▶ _DATA SHOWN_:
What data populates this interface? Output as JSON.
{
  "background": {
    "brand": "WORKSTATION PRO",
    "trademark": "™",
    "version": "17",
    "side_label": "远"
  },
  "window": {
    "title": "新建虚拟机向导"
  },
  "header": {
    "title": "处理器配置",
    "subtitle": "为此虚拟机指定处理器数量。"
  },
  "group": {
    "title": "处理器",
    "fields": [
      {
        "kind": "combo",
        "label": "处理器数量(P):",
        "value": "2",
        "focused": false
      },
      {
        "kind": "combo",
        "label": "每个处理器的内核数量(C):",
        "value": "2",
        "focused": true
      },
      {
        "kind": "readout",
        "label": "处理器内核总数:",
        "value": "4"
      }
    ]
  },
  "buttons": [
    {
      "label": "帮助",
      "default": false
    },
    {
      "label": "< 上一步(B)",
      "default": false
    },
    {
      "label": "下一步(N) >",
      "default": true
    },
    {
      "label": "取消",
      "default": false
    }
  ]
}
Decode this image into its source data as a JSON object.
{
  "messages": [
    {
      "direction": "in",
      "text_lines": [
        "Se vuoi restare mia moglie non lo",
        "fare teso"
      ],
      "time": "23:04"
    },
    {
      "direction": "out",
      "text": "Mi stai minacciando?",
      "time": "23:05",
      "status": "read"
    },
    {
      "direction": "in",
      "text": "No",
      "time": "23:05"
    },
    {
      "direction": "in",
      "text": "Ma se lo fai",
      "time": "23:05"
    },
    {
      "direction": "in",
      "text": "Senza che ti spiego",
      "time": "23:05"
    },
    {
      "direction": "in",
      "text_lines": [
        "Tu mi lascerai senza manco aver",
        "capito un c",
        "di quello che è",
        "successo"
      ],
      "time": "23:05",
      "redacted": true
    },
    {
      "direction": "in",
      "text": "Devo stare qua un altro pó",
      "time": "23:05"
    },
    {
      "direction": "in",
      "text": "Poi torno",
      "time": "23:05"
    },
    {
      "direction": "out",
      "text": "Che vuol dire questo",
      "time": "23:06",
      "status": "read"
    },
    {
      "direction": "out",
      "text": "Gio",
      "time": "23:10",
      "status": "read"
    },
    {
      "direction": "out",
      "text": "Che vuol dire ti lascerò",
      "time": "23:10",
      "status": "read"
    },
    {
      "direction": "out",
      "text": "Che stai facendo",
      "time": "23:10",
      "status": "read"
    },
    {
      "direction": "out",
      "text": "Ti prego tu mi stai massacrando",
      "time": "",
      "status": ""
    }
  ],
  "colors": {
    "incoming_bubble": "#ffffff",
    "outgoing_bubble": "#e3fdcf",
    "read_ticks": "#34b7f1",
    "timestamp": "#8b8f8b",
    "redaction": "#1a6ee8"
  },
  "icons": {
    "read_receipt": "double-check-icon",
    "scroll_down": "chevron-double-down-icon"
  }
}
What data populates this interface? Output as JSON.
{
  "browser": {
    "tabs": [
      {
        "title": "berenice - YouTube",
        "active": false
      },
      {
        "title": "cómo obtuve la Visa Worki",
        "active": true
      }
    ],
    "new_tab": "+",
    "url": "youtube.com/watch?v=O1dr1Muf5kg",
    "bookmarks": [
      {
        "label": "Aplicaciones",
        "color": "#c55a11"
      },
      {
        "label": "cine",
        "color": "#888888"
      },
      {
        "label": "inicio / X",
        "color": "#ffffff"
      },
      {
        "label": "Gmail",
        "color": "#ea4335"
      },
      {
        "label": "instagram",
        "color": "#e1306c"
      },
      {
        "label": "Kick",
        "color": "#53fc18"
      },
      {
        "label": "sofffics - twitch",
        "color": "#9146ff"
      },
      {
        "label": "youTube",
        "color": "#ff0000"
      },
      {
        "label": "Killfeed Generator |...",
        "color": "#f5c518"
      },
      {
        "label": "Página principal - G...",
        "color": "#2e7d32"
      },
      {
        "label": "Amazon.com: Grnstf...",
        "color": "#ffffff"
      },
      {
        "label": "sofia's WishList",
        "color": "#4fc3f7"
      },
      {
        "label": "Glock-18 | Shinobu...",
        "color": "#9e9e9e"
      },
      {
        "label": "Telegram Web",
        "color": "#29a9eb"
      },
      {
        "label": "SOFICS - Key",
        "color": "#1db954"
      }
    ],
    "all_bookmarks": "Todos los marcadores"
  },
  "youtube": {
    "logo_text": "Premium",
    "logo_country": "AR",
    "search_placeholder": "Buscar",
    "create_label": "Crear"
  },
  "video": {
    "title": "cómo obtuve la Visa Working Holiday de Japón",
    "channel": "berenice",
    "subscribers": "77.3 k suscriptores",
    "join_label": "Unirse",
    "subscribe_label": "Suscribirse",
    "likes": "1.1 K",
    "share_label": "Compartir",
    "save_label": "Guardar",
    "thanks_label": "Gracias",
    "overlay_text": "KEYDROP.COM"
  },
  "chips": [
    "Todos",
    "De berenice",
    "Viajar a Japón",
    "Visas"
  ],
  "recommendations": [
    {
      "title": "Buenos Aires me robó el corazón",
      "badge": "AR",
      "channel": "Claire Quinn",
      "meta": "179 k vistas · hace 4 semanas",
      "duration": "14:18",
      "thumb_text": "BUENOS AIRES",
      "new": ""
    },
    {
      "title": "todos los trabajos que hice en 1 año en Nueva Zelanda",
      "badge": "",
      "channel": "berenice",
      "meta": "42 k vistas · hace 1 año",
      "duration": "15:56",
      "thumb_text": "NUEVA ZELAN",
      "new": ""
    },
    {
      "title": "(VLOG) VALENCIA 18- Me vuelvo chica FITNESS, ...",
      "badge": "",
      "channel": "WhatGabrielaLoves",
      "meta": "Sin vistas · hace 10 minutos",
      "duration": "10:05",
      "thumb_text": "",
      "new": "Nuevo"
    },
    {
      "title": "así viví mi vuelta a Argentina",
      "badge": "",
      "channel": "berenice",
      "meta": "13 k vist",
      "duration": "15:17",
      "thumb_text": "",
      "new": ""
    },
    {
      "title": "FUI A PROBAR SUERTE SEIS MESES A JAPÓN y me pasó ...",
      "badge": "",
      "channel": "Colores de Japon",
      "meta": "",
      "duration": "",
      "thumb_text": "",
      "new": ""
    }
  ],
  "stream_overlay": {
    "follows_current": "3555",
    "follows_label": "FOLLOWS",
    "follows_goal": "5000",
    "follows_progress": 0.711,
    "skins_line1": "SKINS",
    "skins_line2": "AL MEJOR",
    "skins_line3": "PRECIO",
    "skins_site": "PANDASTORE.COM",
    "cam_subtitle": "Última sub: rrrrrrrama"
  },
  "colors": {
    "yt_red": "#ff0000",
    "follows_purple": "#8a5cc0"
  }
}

▶ _STATED PROBLEM_: Your task is to pick out every line with the string "obtuve" and copy it.

▶ _RESPONSE TO THIS TASK_:
        "title": "cómo obtuve la Visa Worki",
    "title": "cómo obtuve la Visa Working Holiday de Japón",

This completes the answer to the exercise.